Items listed in a dataset:
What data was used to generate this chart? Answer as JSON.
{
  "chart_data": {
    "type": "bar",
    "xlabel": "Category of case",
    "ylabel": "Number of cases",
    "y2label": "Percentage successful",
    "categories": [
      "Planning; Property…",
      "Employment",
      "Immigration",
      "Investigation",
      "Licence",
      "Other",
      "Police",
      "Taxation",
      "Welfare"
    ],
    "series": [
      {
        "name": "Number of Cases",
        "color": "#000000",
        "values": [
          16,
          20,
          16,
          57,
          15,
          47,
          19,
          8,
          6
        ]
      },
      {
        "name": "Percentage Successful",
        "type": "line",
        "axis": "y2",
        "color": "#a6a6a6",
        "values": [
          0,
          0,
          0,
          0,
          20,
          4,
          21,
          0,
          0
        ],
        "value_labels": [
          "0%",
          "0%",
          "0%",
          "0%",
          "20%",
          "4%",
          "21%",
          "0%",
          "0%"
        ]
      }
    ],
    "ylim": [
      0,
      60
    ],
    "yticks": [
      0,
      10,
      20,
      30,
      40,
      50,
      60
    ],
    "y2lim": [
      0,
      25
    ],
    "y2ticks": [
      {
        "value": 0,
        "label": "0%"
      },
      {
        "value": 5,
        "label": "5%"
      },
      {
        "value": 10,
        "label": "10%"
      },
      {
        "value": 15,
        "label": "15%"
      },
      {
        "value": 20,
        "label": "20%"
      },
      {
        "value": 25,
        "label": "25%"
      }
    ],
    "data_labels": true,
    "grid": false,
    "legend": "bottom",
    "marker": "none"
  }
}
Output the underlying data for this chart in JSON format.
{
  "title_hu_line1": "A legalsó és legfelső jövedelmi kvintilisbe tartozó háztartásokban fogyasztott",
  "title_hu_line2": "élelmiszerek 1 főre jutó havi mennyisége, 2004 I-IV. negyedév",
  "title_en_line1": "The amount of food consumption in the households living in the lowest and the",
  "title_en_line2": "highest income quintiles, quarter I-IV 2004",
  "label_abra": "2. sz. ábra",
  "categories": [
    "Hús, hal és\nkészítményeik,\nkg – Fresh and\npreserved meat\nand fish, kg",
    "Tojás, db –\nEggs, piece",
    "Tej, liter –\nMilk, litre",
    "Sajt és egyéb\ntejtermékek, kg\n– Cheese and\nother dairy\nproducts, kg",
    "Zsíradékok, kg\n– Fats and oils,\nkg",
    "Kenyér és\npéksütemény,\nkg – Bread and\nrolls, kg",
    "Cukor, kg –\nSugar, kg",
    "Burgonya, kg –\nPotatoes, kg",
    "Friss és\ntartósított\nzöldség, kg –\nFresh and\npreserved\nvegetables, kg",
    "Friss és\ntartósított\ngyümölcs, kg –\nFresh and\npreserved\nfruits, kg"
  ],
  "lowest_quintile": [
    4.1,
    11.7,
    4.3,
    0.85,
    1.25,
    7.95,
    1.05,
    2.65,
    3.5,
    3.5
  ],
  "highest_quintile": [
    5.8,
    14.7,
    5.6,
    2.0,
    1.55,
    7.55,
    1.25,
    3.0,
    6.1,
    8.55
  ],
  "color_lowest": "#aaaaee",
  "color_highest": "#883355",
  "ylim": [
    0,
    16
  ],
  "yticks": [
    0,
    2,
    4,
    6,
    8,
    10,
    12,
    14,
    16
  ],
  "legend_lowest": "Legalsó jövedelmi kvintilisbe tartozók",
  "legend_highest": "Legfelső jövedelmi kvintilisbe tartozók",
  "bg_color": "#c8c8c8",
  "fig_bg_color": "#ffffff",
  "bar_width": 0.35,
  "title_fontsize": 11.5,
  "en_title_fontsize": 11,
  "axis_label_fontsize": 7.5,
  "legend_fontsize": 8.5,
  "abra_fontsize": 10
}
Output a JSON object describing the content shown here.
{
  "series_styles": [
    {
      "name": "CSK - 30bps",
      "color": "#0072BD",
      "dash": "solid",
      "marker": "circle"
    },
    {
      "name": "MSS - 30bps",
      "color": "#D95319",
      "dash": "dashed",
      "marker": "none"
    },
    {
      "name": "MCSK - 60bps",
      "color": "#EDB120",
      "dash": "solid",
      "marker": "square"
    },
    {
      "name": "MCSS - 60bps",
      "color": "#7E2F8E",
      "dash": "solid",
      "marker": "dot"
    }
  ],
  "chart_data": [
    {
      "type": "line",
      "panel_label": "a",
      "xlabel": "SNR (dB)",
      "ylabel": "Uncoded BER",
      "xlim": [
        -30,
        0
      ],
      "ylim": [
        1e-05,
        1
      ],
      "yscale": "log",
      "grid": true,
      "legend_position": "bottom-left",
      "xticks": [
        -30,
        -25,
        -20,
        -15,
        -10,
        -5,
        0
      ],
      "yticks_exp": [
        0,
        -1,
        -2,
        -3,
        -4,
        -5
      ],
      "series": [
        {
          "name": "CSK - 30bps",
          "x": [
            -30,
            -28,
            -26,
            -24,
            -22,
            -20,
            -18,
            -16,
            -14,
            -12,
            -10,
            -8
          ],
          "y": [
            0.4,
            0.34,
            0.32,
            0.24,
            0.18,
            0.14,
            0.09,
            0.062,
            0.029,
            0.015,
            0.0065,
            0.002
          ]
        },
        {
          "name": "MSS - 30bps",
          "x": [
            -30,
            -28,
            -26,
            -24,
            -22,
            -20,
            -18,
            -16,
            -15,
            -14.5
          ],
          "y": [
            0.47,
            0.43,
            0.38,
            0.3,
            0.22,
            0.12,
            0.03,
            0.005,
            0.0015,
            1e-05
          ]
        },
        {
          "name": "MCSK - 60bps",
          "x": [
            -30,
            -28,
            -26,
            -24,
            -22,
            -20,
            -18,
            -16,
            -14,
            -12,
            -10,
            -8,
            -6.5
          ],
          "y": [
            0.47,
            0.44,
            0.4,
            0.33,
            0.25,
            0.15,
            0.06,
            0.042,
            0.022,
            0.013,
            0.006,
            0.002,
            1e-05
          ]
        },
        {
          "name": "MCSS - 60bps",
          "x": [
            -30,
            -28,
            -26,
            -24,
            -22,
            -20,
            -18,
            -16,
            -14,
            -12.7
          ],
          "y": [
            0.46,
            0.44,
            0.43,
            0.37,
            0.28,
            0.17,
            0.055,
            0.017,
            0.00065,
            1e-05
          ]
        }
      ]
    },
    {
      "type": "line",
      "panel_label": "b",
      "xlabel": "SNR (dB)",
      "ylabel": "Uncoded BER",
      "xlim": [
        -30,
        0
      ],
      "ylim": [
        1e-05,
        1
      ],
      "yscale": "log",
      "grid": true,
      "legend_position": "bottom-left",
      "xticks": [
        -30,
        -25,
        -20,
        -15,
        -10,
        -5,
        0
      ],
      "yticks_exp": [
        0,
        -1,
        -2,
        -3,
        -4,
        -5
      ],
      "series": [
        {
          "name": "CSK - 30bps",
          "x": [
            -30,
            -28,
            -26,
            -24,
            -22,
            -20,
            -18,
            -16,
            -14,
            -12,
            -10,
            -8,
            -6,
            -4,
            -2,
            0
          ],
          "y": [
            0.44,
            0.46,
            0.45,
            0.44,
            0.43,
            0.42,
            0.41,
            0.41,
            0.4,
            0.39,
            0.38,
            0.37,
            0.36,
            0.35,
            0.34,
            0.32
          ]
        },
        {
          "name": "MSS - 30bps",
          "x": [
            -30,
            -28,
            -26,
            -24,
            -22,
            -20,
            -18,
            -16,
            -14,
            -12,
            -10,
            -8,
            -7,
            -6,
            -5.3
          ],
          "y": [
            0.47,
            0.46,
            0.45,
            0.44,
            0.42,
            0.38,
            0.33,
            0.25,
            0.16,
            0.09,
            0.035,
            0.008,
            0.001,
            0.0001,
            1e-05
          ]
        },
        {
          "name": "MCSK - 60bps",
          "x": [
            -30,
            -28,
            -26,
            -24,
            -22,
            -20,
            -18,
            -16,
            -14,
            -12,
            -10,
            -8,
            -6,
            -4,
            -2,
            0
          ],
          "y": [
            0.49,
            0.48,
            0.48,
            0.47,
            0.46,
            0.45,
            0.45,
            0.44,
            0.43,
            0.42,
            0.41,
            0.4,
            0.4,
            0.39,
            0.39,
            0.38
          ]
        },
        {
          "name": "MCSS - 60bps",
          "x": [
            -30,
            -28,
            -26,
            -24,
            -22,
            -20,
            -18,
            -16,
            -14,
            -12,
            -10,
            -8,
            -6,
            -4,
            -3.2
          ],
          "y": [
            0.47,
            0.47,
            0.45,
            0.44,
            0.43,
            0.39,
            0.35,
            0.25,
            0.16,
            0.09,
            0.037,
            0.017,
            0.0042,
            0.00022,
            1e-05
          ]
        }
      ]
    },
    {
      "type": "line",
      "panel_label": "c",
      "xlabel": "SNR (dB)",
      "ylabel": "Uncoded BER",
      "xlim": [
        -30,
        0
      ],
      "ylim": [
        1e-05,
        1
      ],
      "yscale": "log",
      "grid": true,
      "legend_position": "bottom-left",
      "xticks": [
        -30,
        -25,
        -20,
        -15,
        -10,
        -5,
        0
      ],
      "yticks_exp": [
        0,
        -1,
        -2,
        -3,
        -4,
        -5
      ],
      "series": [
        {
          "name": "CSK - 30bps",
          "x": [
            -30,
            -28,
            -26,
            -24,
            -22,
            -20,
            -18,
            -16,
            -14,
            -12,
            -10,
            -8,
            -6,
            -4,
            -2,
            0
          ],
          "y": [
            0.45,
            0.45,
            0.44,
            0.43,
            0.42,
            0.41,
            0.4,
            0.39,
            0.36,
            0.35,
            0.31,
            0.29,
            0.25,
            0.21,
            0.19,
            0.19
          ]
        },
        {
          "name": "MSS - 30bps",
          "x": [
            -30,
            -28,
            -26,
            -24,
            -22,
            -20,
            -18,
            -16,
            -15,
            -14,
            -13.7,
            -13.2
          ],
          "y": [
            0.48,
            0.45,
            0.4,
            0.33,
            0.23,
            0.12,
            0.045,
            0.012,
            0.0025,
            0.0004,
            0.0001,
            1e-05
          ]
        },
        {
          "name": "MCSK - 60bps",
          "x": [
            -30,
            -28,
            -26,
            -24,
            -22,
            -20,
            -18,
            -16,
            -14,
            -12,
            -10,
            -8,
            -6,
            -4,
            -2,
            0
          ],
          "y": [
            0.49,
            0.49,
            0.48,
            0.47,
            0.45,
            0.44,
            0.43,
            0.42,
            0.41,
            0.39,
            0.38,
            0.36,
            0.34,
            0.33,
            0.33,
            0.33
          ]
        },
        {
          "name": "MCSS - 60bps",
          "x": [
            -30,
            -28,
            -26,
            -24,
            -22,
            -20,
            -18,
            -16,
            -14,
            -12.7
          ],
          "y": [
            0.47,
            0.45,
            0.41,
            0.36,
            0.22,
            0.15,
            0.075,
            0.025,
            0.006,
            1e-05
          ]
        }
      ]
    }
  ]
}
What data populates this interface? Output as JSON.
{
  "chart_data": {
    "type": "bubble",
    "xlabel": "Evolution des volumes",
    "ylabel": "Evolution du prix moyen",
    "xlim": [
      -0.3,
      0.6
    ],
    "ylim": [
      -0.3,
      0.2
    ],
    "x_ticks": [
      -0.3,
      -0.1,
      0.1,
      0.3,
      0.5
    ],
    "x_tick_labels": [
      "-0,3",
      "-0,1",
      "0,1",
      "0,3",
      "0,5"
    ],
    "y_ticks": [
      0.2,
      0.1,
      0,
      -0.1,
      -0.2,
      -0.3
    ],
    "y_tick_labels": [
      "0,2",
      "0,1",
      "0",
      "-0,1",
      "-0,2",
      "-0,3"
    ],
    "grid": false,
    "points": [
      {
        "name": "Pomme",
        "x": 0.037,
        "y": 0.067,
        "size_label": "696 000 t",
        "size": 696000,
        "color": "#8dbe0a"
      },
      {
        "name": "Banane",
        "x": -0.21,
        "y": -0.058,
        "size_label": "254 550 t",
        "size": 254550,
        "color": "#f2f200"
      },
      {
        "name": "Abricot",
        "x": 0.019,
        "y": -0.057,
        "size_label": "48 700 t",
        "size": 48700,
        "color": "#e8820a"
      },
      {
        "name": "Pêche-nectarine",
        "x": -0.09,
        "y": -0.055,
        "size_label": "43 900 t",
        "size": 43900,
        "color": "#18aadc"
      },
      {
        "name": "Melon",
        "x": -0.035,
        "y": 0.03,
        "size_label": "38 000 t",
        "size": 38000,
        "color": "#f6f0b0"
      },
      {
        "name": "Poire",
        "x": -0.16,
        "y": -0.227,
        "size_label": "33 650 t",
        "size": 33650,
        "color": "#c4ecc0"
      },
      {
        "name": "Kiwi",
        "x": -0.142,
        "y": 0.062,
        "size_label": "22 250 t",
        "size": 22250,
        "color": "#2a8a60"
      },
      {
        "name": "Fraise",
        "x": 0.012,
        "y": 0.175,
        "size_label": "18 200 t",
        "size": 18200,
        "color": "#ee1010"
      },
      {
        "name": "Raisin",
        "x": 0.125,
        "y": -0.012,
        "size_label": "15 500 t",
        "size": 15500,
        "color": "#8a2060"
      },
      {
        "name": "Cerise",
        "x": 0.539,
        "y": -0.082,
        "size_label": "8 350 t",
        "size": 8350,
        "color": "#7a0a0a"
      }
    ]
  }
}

[TO DO] Search the material above for "marker". Pull out each line where it shows up.

[FINAL RESULT]
    "marker": "none"
      "marker": "circle"
      "marker": "none"
      "marker": "square"
      "marker": "dot"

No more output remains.